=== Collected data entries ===
>>>
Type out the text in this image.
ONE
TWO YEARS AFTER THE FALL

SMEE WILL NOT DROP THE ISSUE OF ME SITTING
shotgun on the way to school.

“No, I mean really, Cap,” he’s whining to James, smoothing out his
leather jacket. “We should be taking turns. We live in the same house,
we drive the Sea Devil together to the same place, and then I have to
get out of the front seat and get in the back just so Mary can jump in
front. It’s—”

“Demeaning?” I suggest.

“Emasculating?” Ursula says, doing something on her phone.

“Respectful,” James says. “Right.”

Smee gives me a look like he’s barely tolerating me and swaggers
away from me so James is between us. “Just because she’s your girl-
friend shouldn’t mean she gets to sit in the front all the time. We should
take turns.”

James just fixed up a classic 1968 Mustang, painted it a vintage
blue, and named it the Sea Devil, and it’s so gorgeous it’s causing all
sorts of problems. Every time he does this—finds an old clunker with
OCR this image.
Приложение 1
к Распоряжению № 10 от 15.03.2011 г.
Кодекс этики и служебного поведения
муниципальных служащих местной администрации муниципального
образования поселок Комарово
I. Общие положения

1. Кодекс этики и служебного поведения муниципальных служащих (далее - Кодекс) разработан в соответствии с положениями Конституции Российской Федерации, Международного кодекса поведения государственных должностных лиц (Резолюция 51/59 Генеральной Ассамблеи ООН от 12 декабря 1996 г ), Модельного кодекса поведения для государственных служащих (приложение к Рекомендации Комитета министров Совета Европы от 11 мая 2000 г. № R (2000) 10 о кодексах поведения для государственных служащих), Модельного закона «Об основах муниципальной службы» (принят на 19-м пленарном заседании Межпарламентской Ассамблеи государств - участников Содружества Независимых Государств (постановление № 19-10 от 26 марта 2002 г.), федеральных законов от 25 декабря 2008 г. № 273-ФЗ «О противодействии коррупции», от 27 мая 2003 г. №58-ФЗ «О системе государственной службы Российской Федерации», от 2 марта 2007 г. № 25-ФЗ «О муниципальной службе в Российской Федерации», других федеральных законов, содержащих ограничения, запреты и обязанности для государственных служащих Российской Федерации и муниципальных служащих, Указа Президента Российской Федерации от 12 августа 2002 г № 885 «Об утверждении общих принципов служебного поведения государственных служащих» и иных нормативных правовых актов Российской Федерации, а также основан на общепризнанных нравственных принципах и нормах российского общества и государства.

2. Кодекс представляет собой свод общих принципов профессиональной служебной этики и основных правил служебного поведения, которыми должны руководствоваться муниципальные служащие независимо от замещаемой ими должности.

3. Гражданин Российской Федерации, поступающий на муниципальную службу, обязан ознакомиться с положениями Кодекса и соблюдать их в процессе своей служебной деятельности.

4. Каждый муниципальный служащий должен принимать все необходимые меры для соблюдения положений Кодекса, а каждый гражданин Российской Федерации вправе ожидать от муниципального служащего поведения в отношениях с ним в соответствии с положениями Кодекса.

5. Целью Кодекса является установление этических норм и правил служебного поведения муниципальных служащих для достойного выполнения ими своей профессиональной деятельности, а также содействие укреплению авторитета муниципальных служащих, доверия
<<<
=== Aim of the task ===
Copy out all the entries shown above, character for character.

=== Task answer ===
Type out the text in this image.
ONE
TWO YEARS AFTER THE FALL

SMEE WILL NOT DROP THE ISSUE OF ME SITTING
shotgun on the way to school.

“No, I mean really, Cap,” he’s whining to James, smoothing out his
leather jacket. “We should be taking turns. We live in the same house,
we drive the Sea Devil together to the same place, and then I have to
get out of the front seat and get in the back just so Mary can jump in
front. It’s—”

“Demeaning?” I suggest.

“Emasculating?” Ursula says, doing something on her phone.

“Respectful,” James says. “Right.”

Smee gives me a look like he’s barely tolerating me and swaggers
away from me so James is between us. “Just because she’s your girl-
friend shouldn’t mean she gets to sit in the front all the time. We should
take turns.”

James just fixed up a classic 1968 Mustang, painted it a vintage
blue, and named it the Sea Devil, and it’s so gorgeous it’s causing all
sorts of problems. Every time he does this—finds an old clunker with
OCR this image.
Приложение 1
к Распоряжению № 10 от 15.03.2011 г.
Кодекс этики и служебного поведения
муниципальных служащих местной администрации муниципального
образования поселок Комарово
I. Общие положения

1. Кодекс этики и служебного поведения муниципальных служащих (далее - Кодекс) разработан в соответствии с положениями Конституции Российской Федерации, Международного кодекса поведения государственных должностных лиц (Резолюция 51/59 Генеральной Ассамблеи ООН от 12 декабря 1996 г ), Модельного кодекса поведения для государственных служащих (приложение к Рекомендации Комитета министров Совета Европы от 11 мая 2000 г. № R (2000) 10 о кодексах поведения для государственных служащих), Модельного закона «Об основах муниципальной службы» (принят на 19-м пленарном заседании Межпарламентской Ассамблеи государств - участников Содружества Независимых Государств (постановление № 19-10 от 26 марта 2002 г.), федеральных законов от 25 декабря 2008 г. № 273-ФЗ «О противодействии коррупции», от 27 мая 2003 г. №58-ФЗ «О системе государственной службы Российской Федерации», от 2 марта 2007 г. № 25-ФЗ «О муниципальной службе в Российской Федерации», других федеральных законов, содержащих ограничения, запреты и обязанности для государственных служащих Российской Федерации и муниципальных служащих, Указа Президента Российской Федерации от 12 августа 2002 г № 885 «Об утверждении общих принципов служебного поведения государственных служащих» и иных нормативных правовых актов Российской Федерации, а также основан на общепризнанных нравственных принципах и нормах российского общества и государства.

2. Кодекс представляет собой свод общих принципов профессиональной служебной этики и основных правил служебного поведения, которыми должны руководствоваться муниципальные служащие независимо от замещаемой ими должности.

3. Гражданин Российской Федерации, поступающий на муниципальную службу, обязан ознакомиться с положениями Кодекса и соблюдать их в процессе своей служебной деятельности.

4. Каждый муниципальный служащий должен принимать все необходимые меры для соблюдения положений Кодекса, а каждый гражданин Российской Федерации вправе ожидать от муниципального служащего поведения в отношениях с ним в соответствии с положениями Кодекса.

5. Целью Кодекса является установление этических норм и правил служебного поведения муниципальных служащих для достойного выполнения ими своей профессиональной деятельности, а также содействие укреплению авторитета муниципальных служащих, доверия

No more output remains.